-- begin Records for this task --
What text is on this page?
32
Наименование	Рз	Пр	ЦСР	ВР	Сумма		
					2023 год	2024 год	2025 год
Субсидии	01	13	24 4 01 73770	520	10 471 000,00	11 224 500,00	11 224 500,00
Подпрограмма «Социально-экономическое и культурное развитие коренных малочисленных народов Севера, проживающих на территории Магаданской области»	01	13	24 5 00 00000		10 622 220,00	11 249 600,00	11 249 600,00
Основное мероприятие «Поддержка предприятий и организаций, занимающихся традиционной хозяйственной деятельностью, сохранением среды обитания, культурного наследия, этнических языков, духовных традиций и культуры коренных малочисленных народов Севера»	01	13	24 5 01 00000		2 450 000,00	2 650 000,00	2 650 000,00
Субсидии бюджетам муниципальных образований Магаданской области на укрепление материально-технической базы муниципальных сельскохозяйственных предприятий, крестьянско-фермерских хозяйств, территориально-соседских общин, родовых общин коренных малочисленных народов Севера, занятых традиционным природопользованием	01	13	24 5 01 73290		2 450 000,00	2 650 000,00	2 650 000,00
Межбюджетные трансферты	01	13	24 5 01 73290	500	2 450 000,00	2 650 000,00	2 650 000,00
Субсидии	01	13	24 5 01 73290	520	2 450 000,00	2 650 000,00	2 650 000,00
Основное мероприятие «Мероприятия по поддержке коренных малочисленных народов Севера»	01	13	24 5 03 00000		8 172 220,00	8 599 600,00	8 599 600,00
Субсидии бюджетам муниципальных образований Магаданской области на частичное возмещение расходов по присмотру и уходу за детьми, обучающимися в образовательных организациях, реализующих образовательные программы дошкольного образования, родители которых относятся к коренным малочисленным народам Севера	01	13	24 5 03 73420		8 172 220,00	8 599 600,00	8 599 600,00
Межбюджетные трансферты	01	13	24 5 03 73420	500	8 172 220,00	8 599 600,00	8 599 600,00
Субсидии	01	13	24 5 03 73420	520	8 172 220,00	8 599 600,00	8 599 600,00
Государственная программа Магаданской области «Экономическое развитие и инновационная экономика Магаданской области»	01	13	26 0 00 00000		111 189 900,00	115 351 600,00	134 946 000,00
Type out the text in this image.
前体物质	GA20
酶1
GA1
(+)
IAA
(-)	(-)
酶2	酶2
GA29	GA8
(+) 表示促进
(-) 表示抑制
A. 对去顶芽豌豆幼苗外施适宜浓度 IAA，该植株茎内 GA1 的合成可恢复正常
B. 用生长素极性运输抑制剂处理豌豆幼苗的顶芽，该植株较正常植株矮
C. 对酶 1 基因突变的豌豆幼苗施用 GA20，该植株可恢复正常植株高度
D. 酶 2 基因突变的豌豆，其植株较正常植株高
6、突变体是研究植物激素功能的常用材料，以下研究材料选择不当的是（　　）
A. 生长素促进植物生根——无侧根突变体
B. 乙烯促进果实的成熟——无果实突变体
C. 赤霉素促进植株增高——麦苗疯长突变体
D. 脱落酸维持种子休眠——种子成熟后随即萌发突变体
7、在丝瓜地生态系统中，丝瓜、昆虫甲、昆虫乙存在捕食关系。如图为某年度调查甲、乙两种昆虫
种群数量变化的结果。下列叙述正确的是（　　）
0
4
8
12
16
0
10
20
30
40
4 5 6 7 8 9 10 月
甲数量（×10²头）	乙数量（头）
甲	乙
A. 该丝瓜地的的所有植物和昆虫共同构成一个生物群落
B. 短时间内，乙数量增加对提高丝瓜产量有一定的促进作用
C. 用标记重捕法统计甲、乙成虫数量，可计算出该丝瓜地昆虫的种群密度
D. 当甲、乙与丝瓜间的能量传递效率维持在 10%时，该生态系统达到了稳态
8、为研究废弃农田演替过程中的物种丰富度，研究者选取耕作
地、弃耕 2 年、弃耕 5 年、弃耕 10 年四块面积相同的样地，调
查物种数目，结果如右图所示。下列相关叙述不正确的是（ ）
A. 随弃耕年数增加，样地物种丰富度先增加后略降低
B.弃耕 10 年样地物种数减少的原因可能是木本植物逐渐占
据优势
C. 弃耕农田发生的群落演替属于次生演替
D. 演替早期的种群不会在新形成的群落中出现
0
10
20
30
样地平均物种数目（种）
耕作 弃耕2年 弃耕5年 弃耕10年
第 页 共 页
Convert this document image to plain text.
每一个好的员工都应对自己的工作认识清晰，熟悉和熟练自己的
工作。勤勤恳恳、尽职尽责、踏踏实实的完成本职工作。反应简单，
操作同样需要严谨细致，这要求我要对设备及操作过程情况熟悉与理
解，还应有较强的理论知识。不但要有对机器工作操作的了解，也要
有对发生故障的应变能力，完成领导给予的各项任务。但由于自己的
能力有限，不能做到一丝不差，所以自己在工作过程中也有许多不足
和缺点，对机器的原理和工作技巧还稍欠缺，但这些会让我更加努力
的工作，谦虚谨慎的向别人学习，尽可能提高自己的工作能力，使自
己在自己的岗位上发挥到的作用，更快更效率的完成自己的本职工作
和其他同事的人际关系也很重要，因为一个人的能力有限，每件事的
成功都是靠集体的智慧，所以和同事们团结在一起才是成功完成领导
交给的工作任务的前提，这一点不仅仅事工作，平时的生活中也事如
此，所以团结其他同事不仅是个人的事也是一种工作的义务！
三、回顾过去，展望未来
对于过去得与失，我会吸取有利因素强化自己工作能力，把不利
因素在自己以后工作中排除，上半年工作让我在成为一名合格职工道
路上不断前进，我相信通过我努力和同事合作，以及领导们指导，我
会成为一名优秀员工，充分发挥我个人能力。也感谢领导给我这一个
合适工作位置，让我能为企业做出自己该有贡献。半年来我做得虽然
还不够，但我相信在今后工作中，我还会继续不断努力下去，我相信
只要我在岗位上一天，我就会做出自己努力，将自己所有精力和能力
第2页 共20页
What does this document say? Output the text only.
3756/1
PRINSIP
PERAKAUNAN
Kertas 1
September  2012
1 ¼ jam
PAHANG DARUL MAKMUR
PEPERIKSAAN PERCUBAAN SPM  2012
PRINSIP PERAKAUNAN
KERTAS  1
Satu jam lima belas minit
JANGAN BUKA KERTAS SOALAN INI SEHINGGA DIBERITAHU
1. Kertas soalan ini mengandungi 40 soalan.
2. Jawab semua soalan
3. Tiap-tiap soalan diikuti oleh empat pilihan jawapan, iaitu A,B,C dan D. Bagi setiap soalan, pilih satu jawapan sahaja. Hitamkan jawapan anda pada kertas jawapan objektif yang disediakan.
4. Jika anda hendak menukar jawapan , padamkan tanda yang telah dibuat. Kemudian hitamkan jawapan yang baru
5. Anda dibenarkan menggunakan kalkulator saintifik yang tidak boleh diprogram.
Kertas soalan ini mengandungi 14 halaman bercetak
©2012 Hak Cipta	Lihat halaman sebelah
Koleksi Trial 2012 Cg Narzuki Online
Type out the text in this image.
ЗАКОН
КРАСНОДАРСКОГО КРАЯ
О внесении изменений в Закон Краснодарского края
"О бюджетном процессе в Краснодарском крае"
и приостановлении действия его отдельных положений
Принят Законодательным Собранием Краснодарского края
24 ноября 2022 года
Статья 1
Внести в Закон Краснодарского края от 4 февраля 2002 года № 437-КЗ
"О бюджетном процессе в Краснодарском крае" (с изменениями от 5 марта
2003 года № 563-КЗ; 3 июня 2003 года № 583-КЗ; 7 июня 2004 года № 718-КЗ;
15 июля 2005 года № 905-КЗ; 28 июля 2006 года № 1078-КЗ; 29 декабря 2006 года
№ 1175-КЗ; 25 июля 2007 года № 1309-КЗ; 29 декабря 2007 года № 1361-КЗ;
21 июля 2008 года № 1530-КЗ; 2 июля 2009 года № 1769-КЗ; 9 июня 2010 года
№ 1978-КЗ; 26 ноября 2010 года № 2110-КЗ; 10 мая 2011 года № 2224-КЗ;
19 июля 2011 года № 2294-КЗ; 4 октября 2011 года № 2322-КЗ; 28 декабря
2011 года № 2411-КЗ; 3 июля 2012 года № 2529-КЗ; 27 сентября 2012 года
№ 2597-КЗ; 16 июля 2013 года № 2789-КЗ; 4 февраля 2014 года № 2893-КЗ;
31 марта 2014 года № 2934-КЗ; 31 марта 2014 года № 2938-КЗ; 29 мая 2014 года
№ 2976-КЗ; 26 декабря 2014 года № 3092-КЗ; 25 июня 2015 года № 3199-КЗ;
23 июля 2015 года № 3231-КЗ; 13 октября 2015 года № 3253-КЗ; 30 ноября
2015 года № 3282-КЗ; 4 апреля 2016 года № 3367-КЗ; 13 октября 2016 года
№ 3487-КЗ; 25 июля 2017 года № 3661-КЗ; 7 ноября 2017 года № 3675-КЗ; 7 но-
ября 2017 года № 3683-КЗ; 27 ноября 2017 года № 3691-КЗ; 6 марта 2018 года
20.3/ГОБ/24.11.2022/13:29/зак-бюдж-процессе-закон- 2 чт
-- end Records for this task --
> Task to complete
Copy all lines from the listing that contain "ноября".

> The solution
24 ноября 2022 года
№ 1978-КЗ; 26 ноября 2010 года № 2110-КЗ; 10 мая 2011 года № 2224-КЗ;
23 июля 2015 года № 3231-КЗ; 13 октября 2015 года № 3253-КЗ; 30 ноября
№ 3487-КЗ; 25 июля 2017 года № 3661-КЗ; 7 ноября 2017 года № 3675-КЗ; 7 но-
ября 2017 года № 3683-КЗ; 27 ноября 2017 года № 3691-КЗ; 6 марта 2018 года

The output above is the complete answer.